**Exercise objective**
Leave out every picture, then transcribe the rest of the listing exactly.

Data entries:
____

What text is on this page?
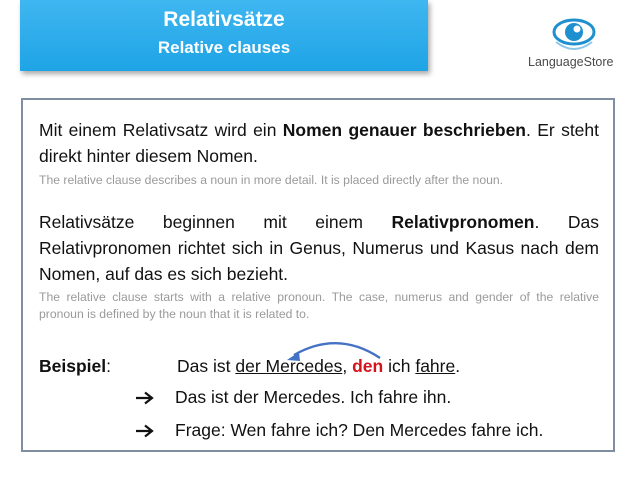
Relativsätze
Relative clauses
LanguageStore
Mit einem Relativsatz wird ein Nomen genauer beschrieben. Er steht direkt hinter diesem Nomen.
The relative clause describes a noun in more detail. It is placed directly after the noun.
Relativsätze beginnen mit einem Relativpronomen. Das Relativpronomen richtet sich in Genus, Numerus und Kasus nach dem Nomen, auf das es sich bezieht.
The relative clause starts with a relative pronoun. The case, numerus and gender of the relative pronoun is defined by the noun that it is related to.
Beispiel:	Das ist der Mercedes, den ich fahre.
Das ist der Mercedes. Ich fahre ihn.
Frage: Wen fahre ich? Den Mercedes fahre ich.
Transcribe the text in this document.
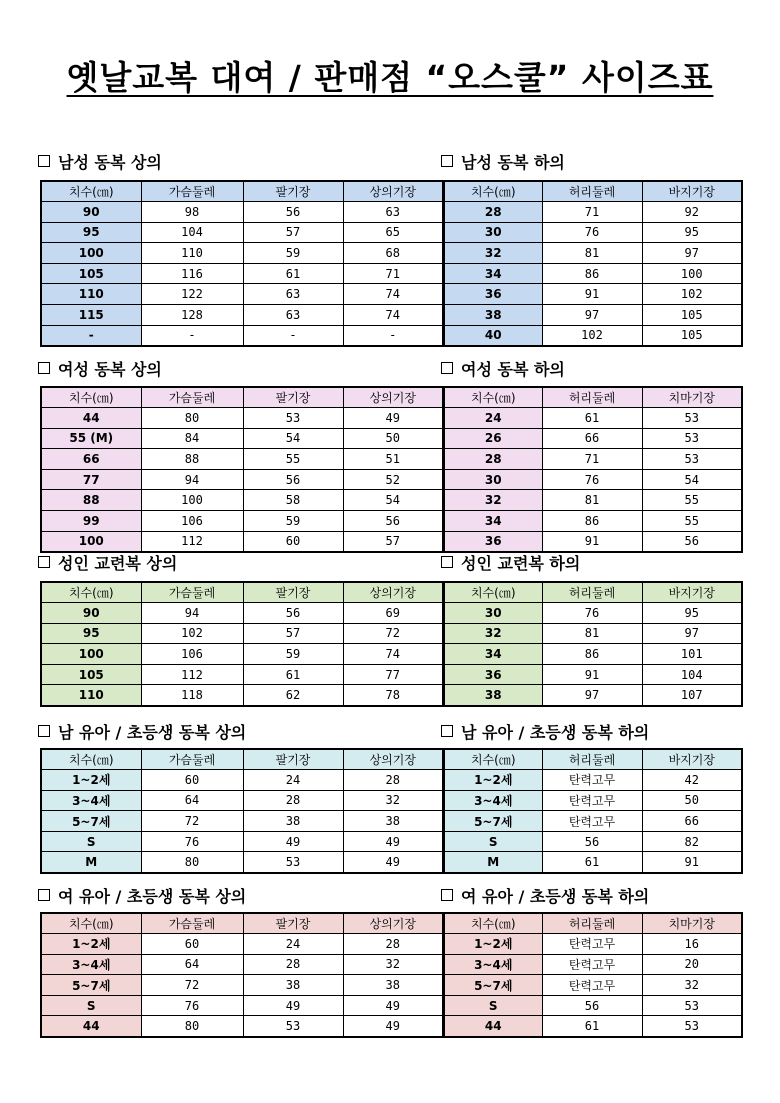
옛날교복 대여 / 판매점 “오스쿨” 사이즈표
남성 동복 상의
치수(㎝)	가슴둘레	팔기장	상의기장
90	98	56	63
95	104	57	65
100	110	59	68
105	116	61	71
110	122	63	74
115	128	63	74
-	-	-	-
남성 동복 하의
치수(㎝)	허리둘레	바지기장
28	71	92
30	76	95
32	81	97
34	86	100
36	91	102
38	97	105
40	102	105
여성 동복 상의
치수(㎝)	가슴둘레	팔기장	상의기장
44	80	53	49
55 (M)	84	54	50
66	88	55	51
77	94	56	52
88	100	58	54
99	106	59	56
100	112	60	57
여성 동복 하의
치수(㎝)	허리둘레	치마기장
24	61	53
26	66	53
28	71	53
30	76	54
32	81	55
34	86	55
36	91	56
성인 교련복 상의
치수(㎝)	가슴둘레	팔기장	상의기장
90	94	56	69
95	102	57	72
100	106	59	74
105	112	61	77
110	118	62	78
성인 교련복 하의
치수(㎝)	허리둘레	바지기장
30	76	95
32	81	97
34	86	101
36	91	104
38	97	107
남 유아 / 초등생 동복 상의
치수(㎝)	가슴둘레	팔기장	상의기장
1~2세	60	24	28
3~4세	64	28	32
5~7세	72	38	38
S	76	49	49
M	80	53	49
남 유아 / 초등생 동복 하의
치수(㎝)	허리둘레	바지기장
1~2세	탄력고무	42
3~4세	탄력고무	50
5~7세	탄력고무	66
S	56	82
M	61	91
여 유아 / 초등생 동복 상의
치수(㎝)	가슴둘레	팔기장	상의기장
1~2세	60	24	28
3~4세	64	28	32
5~7세	72	38	38
S	76	49	49
44	80	53	49
여 유아 / 초등생 동복 하의
치수(㎝)	허리둘레	치마기장
1~2세	탄력고무	16
3~4세	탄력고무	20
5~7세	탄력고무	32
S	56	53
44	61	53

____

**Answer for this exercise**
What text is on this page?
Relativsätze
Relative clauses
LanguageStore
Mit einem Relativsatz wird ein Nomen genauer beschrieben. Er steht direkt hinter diesem Nomen.
The relative clause describes a noun in more detail. It is placed directly after the noun.
Relativsätze beginnen mit einem Relativpronomen. Das Relativpronomen richtet sich in Genus, Numerus und Kasus nach dem Nomen, auf das es sich bezieht.
The relative clause starts with a relative pronoun. The case, numerus and gender of the relative pronoun is defined by the noun that it is related to.
Beispiel:	Das ist der Mercedes, den ich fahre.
Das ist der Mercedes. Ich fahre ihn.
Frage: Wen fahre ich? Den Mercedes fahre ich.
Transcribe the text in this document.
옛날교복 대여 / 판매점 “오스쿨” 사이즈표
남성 동복 상의
치수(㎝)	가슴둘레	팔기장	상의기장
90	98	56	63
95	104	57	65
100	110	59	68
105	116	61	71
110	122	63	74
115	128	63	74
-	-	-	-
남성 동복 하의
치수(㎝)	허리둘레	바지기장
28	71	92
30	76	95
32	81	97
34	86	100
36	91	102
38	97	105
40	102	105
여성 동복 상의
치수(㎝)	가슴둘레	팔기장	상의기장
44	80	53	49
55 (M)	84	54	50
66	88	55	51
77	94	56	52
88	100	58	54
99	106	59	56
100	112	60	57
여성 동복 하의
치수(㎝)	허리둘레	치마기장
24	61	53
26	66	53
28	71	53
30	76	54
32	81	55
34	86	55
36	91	56
성인 교련복 상의
치수(㎝)	가슴둘레	팔기장	상의기장
90	94	56	69
95	102	57	72
100	106	59	74
105	112	61	77
110	118	62	78
성인 교련복 하의
치수(㎝)	허리둘레	바지기장
30	76	95
32	81	97
34	86	101
36	91	104
38	97	107
남 유아 / 초등생 동복 상의
치수(㎝)	가슴둘레	팔기장	상의기장
1~2세	60	24	28
3~4세	64	28	32
5~7세	72	38	38
S	76	49	49
M	80	53	49
남 유아 / 초등생 동복 하의
치수(㎝)	허리둘레	바지기장
1~2세	탄력고무	42
3~4세	탄력고무	50
5~7세	탄력고무	66
S	56	82
M	61	91
여 유아 / 초등생 동복 상의
치수(㎝)	가슴둘레	팔기장	상의기장
1~2세	60	24	28
3~4세	64	28	32
5~7세	72	38	38
S	76	49	49
44	80	53	49
여 유아 / 초등생 동복 하의
치수(㎝)	허리둘레	치마기장
1~2세	탄력고무	16
3~4세	탄력고무	20
5~7세	탄력고무	32
S	56	53
44	61	53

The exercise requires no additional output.